[Belge Alıntısı]:
⁂

KÜTÜKÇÜ (2007) tarafından yapılan çalışmada, şirket yöneticilerinden,

yüksek rekabet ortamında idare ettikleri işletmelerde, yüksek verimlilik, kârlılık ve her bakımdan başarılı sonuçlar elde etmeleri beklendiğini, yöneticilerin etkili bir performans sergilemesinin, bulundukları sektör ve firmanın teknolojik yeterlilikleri, hatta çalışanları ile ilişkilerindeki yetenekleri ile orantılı olduğu belirtilmiştir. Çalışanların her zaman en iyi şekilde işlerini yapmalarını sağlamanın yöneticinin en

temel görevi olduğu dolayısıyla bu görevi başarılı bir şekilde yerine getirmenin, çalışanları ile iletişimi iyi yürütmekten geçtiği ifade edilmektedir. Yöneticilerin her zaman çalışanlarını daha iyiye yönlendirebilmesi gerektiği belirtilmiştir. Yönetimin insan odaklı olduğu ve başarılı yönetimlerde çalışan ilişkilerinin ön plana çıktığı, bu sayede başarılı yöneticilerin, farklı sektörlerdeki firmalara geçiş yapabilmelerinin, sektörel bilgilerinden çok, çalışanları ile kurdukları ilişkiler ve verimli bir çalışma ortamı yaratabilmeleri ile ilgili olduğu ifade edilmiştir. Bunu başarabilen yöneticinin, çalışanları sayesinde şirketini ve şirket performansının arttırabileceği belirtilmiştir. Çalışan İlişkileri Yönetiminin ve şirket performansına etkisinin önemi, ne şekilde ve hangi yöntemlerle iyileştirilebileceği ortaya konmaktadır.

⁂

[Verilen Veriler]:
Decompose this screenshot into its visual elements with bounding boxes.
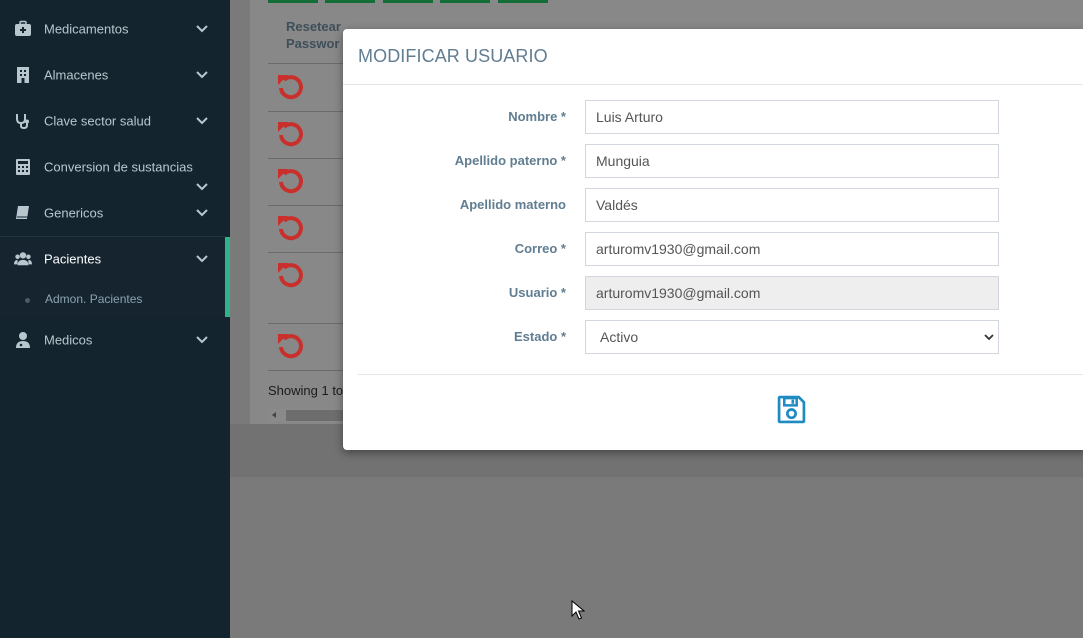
estado-label: Estado * bbox=[513, 329, 566, 344]
column-header-line: Resetear bbox=[286, 19, 341, 34]
sidebar-item-pacientes[interactable]: Pacientes bbox=[0, 236, 230, 282]
form-row-apellido-materno: Apellido materno Valdés bbox=[343, 188, 1083, 222]
form-row-estado: Estado * Activo bbox=[343, 320, 1083, 354]
undo-icon[interactable] bbox=[276, 213, 306, 243]
form-row-usuario: Usuario * arturomv1930@gmail.com bbox=[343, 276, 1083, 310]
mouse-cursor-icon bbox=[571, 600, 585, 620]
sidebar-item-label: Pacientes bbox=[44, 251, 102, 267]
sidebar-item-genericos[interactable]: Genericos bbox=[0, 190, 230, 236]
toolbar-button[interactable] bbox=[325, 0, 375, 3]
table-divider bbox=[268, 111, 348, 112]
apellido-paterno-input[interactable]: Munguia bbox=[585, 144, 999, 178]
sidebar-item-label: Clave sector salud bbox=[44, 113, 151, 129]
sidebar-subitem-admon-pacientes[interactable]: Admon. Pacientes bbox=[0, 286, 225, 312]
column-header-reset-password[interactable]: Resetear Passwor bbox=[286, 18, 341, 52]
book-icon bbox=[16, 206, 29, 219]
form-row-correo: Correo * arturomv1930@gmail.com bbox=[343, 232, 1083, 266]
undo-icon[interactable] bbox=[276, 260, 306, 290]
toolbar-button[interactable] bbox=[383, 0, 433, 3]
horizontal-scrollbar[interactable] bbox=[268, 409, 348, 422]
chevron-down-icon[interactable] bbox=[196, 255, 208, 263]
undo-icon[interactable] bbox=[276, 331, 306, 361]
medkit-icon bbox=[15, 20, 31, 36]
sidebar-item-label: Conversion de sustancias bbox=[44, 159, 193, 175]
toolbar-button[interactable] bbox=[268, 0, 318, 3]
undo-icon[interactable] bbox=[276, 119, 306, 149]
hospital-building-icon bbox=[17, 67, 29, 83]
sidebar-item-label: Medicos bbox=[44, 332, 93, 348]
stethoscope-icon bbox=[16, 114, 29, 130]
calculator-icon bbox=[16, 159, 30, 175]
chevron-down-icon[interactable] bbox=[196, 209, 208, 217]
page-background bbox=[230, 477, 1083, 638]
toolbar-button[interactable] bbox=[440, 0, 490, 3]
column-header-line: Passwor bbox=[286, 36, 340, 51]
nombre-label: Nombre * bbox=[508, 109, 566, 124]
sidebar-subitem-label: Admon. Pacientes bbox=[45, 292, 143, 306]
chevron-down-icon bbox=[984, 334, 994, 341]
table-divider bbox=[268, 252, 348, 253]
nombre-input[interactable]: Luis Arturo bbox=[585, 100, 999, 134]
estado-select[interactable]: Activo bbox=[585, 320, 999, 354]
users-icon bbox=[14, 252, 32, 266]
table-divider bbox=[268, 370, 348, 371]
modal-header-divider bbox=[343, 84, 1083, 85]
save-icon[interactable] bbox=[777, 395, 806, 424]
scrollbar-thumb[interactable] bbox=[286, 410, 346, 421]
scroll-left-icon[interactable] bbox=[272, 412, 276, 418]
sidebar-item-almacenes[interactable]: Almacenes bbox=[0, 52, 230, 98]
table-divider bbox=[268, 205, 348, 206]
apellido-materno-label: Apellido materno bbox=[459, 197, 566, 212]
correo-input[interactable]: arturomv1930@gmail.com bbox=[585, 232, 999, 266]
undo-icon[interactable] bbox=[276, 166, 306, 196]
chevron-down-icon[interactable] bbox=[196, 336, 208, 344]
usuario-input-readonly: arturomv1930@gmail.com bbox=[585, 276, 999, 310]
undo-icon[interactable] bbox=[276, 72, 306, 102]
modify-user-modal: MODIFICAR USUARIO Nombre * Luis Arturo A… bbox=[343, 29, 1083, 450]
chevron-down-icon[interactable] bbox=[196, 71, 208, 79]
table-divider bbox=[268, 158, 348, 159]
sidebar-item-medicos[interactable]: Medicos bbox=[0, 317, 230, 363]
user-md-icon bbox=[16, 332, 30, 348]
chevron-down-icon[interactable] bbox=[196, 25, 208, 33]
modal-title: MODIFICAR USUARIO bbox=[358, 46, 548, 66]
sidebar: Medicamentos Almacenes Clave sector salu… bbox=[0, 0, 230, 638]
circle-icon bbox=[25, 298, 30, 303]
sidebar-item-label: Almacenes bbox=[44, 67, 109, 83]
apellido-paterno-label: Apellido paterno * bbox=[454, 153, 566, 168]
toolbar-button[interactable] bbox=[498, 0, 548, 3]
chevron-down-icon[interactable] bbox=[196, 117, 208, 125]
correo-label: Correo * bbox=[514, 241, 566, 256]
form-row-nombre: Nombre * Luis Arturo bbox=[343, 100, 1083, 134]
sidebar-item-label: Medicamentos bbox=[44, 21, 129, 37]
apellido-materno-input[interactable]: Valdés bbox=[585, 188, 999, 222]
usuario-label: Usuario * bbox=[508, 285, 566, 300]
estado-selected-value: Activo bbox=[600, 329, 639, 345]
table-divider bbox=[268, 63, 348, 64]
sidebar-item-medicamentos[interactable]: Medicamentos bbox=[0, 6, 230, 52]
sidebar-item-clave-sector-salud[interactable]: Clave sector salud bbox=[0, 98, 230, 144]
modal-footer-divider bbox=[358, 374, 1083, 375]
sidebar-item-label: Genericos bbox=[44, 205, 104, 221]
table-divider bbox=[268, 323, 348, 324]
form-row-apellido-paterno: Apellido paterno * Munguia bbox=[343, 144, 1083, 178]
table-info-text: Showing 1 to bbox=[268, 383, 344, 398]
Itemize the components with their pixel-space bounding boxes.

⁂

[Yapılacak Çalışmalar]:
1 – Belge alıntısına göre aşağıdaki soruları yanıtlayınız.
(a) KÜTÜKÇÜ'nün çalışması hangi yıla aittir?
(b) Yöneticinin en temel görevi olarak ne gösterilmektedir?
(c) Başarılı yöneticilerin farklı sektörlerdeki firmalara geçiş yapabilmeleri, sektörel bilgilerinden çok neyle ilgilidir?
2 – Belge alıntısında "temel görevi olduğu" sözcüklerini içeren ifadeyle başlayıp "iyileştirilebileceği ortaya konmaktadır." ile biten kısmı, "verimli bir çalışma ortamı" yerine "verimli bir iş ortamı" koyarak düzenleyiniz ve yeniden yazınız.

[Yanıt Listesi]:
1 –
(a) 2007.
(b) Çalışanların her zaman en iyi şekilde işlerini yapmalarını sağlamak.
(c) Çalışanları ile kurdukları ilişkiler ve verimli bir çalışma ortamı yaratabilmeleriyle.

2 –
temel görevi olduğu dolayısıyla bu görevi başarılı bir şekilde yerine getirmenin, çalışanları ile iletişimi iyi yürütmekten geçtiği ifade edilmektedir. Yöneticilerin her zaman çalışanlarını daha iyiye yönlendirebilmesi gerektiği belirtilmiştir. Yönetimin insan odaklı olduğu ve başarılı yönetimlerde çalışan ilişkilerinin ön plana çıktığı, bu sayede başarılı yöneticilerin, farklı sektörlerdeki firmalara geçiş yapabilmelerinin, sektörel bilgilerinden çok, çalışanları ile kurdukları ilişkiler ve verimli bir iş ortamı yaratabilmeleri ile ilgili olduğu ifade edilmiştir. Bunu başarabilen yöneticinin, çalışanları sayesinde şirketini ve şirket performansının arttırabileceği belirtilmiştir. Çalışan İlişkileri Yönetiminin ve şirket performansına etkisinin önemi, ne şekilde ve hangi yöntemlerle iyileştirilebileceği ortaya konmaktadır.